# COMPITI DA SVOLGERE:
A: Elenchi tutte le persone che il brano sul team Segoni indica con nome e cognome.
B: Ricopi il brano sul team Segoni a partire da "E’ un quadro: nel" e proseguendo fino a "una poesia speciale.".

*** TESTO DEL DOCUMENTO ***

La moto mi pare bellissima ancora adesso, molto raffinata: è la fiorentina Segoni K 900, con il suo bel telaio monotrave ed il motore Kawasaki quattro cilindri preparato da Termignoni.
Guardo la gomma posteriore, Dunlop K91, e mi si stringe il cuore.

Era il mio terzo Bol, le ambizioni erano abbastanza alte
, c’era un mucchio di gente, il tempo era bello. Giancarlo, nella foto, ha un atteggiamento da guascone che non gli apparteneva ed io, vero cespuglio umano, sono accanto a Roberto Segoni, il fratello di Giuliano. Roberto era un quotato designer, uno che progettava i treni, mentre Giuliano era tutto per la moto, credeva nei suoi telai speciali, non stava fermo un minuto.

Lo vedete nella seconda fotografia, la più bella, scattata nel freddo delle prime luci del giorno: dopo la lunga notte di gara la divisa bianca del team Segoni risultava leggerina. Giuliano e Lelio (meccanico per passione) sembrano resistere, mentre un terzo componente, di cui non ricordo il nome, si aiuta con una coperta di lana.
E’ un quadro: nel sorriso stanco dei due fiorentini e in quella figura di spalle c’è per me tutta l’essenza dell’Endurance, la fatica e l’amore. Noi si correva gratis, felici di farlo, e ci sentivamo apprezzati e coccolati come mai più ci è capitato.

Giuliano Segoni e Lelio
Giuliano Segoni e Lelio


E la terza fotografia lo chiarisce bene (vedi gallery a destra). E’ il momento dell’arrivo, alle 16 della domenica il pubblico si è radunato nella zona box, ha invaso la pista, aspetta i suoi piloti. Non c’è minaccia, in questa immagine, non si respira preoccupazione. Solo un abbraccio. Chi ha la fortuna di concludere la corsa ha già rallentato da un po’ di giri per rispetto alla meccanica, sfilerà a bassa velocità, forse avrà un nodo alla gola. Oh, beh, i GP hanno tutta un’altra energia, ma l’Endurance contiene una poesia speciale.
E lo sa bene anche Kevin Schwantz che si è rimesso in gioco a quarantanove anni.

*** SEZIONE DATI ***

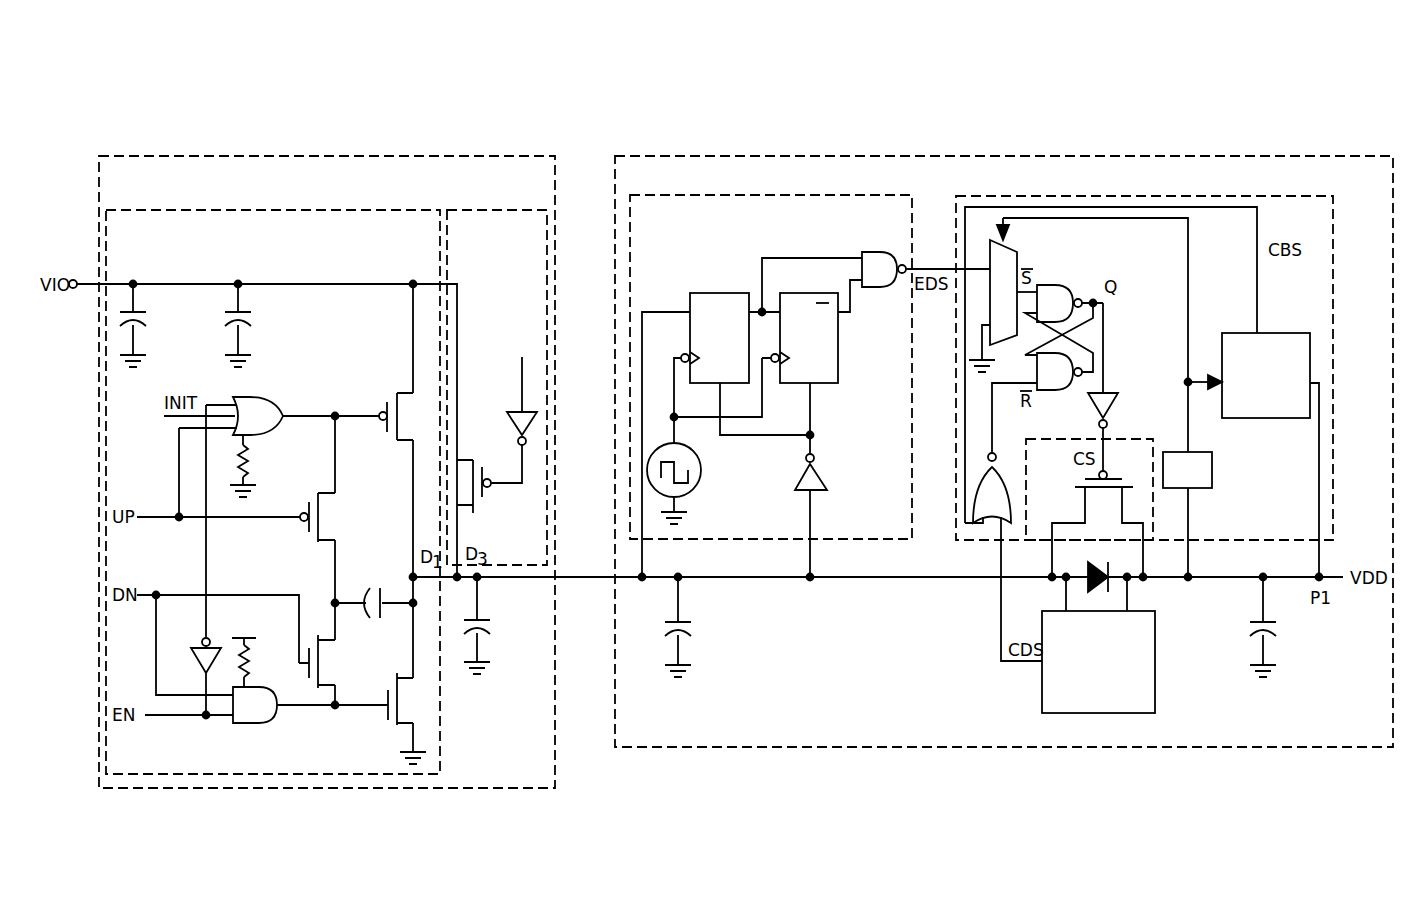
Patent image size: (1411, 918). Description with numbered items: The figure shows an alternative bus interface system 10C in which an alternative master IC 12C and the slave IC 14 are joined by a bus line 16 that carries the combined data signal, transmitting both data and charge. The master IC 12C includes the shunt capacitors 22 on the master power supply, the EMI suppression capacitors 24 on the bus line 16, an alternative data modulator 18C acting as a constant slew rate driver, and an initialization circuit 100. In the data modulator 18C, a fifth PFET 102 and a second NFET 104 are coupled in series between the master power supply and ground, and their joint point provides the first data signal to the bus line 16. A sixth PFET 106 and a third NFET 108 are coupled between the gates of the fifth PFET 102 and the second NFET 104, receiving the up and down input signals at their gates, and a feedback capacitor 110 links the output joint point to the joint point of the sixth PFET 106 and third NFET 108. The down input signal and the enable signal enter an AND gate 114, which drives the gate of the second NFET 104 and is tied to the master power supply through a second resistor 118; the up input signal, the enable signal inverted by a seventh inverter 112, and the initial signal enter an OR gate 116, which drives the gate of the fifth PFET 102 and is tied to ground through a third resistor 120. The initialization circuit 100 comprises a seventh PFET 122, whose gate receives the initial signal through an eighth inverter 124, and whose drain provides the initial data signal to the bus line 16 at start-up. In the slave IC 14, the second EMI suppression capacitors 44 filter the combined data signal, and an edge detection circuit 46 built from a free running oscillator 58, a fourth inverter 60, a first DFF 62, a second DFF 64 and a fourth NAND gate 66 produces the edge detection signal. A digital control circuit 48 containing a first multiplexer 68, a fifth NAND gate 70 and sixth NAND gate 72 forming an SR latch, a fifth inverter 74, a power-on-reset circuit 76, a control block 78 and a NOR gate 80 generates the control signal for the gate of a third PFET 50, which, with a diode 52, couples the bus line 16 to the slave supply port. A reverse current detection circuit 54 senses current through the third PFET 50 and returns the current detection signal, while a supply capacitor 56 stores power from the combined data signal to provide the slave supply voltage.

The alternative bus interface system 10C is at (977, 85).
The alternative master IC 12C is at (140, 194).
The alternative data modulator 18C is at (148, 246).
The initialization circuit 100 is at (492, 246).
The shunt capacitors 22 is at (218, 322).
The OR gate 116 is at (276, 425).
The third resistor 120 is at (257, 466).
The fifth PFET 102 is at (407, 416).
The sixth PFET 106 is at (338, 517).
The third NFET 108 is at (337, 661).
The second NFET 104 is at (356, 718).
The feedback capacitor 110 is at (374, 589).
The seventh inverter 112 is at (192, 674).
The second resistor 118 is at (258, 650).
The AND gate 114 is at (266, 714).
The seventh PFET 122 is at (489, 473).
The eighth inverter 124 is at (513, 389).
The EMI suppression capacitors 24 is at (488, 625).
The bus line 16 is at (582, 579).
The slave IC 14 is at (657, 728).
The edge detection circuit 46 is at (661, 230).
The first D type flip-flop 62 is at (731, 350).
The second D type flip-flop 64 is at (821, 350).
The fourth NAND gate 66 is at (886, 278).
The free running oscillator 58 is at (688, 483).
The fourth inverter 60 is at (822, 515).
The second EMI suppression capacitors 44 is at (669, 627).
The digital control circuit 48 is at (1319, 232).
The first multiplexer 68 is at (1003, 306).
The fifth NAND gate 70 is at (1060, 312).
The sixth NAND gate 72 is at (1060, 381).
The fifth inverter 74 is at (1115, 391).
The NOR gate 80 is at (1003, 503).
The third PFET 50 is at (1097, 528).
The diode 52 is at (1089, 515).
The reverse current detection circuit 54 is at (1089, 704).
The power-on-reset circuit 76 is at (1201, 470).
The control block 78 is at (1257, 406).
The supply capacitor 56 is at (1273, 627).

***

# RISPOSTE AI COMPITI:
A: Roberto Segoni, Giuliano Segoni, Kevin Schwantz

B:
E’ un quadro: nel sorriso stanco dei due fiorentini e in quella figura di spalle c’è per me tutta l’essenza dell’Endurance, la fatica e l’amore. Noi si correva gratis, felici di farlo, e ci sentivamo apprezzati e coccolati come mai più ci è capitato.

Giuliano Segoni e Lelio
Giuliano Segoni e Lelio


E la terza fotografia lo chiarisce bene (vedi gallery a destra). E’ il momento dell’arrivo, alle 16 della domenica il pubblico si è radunato nella zona box, ha invaso la pista, aspetta i suoi piloti. Non c’è minaccia, in questa immagine, non si respira preoccupazione. Solo un abbraccio. Chi ha la fortuna di concludere la corsa ha già rallentato da un po’ di giri per rispetto alla meccanica, sfilerà a bassa velocità, forse avrà un nodo alla gola. Oh, beh, i GP hanno tutta un’altra energia, ma l’Endurance contiene una poesia speciale.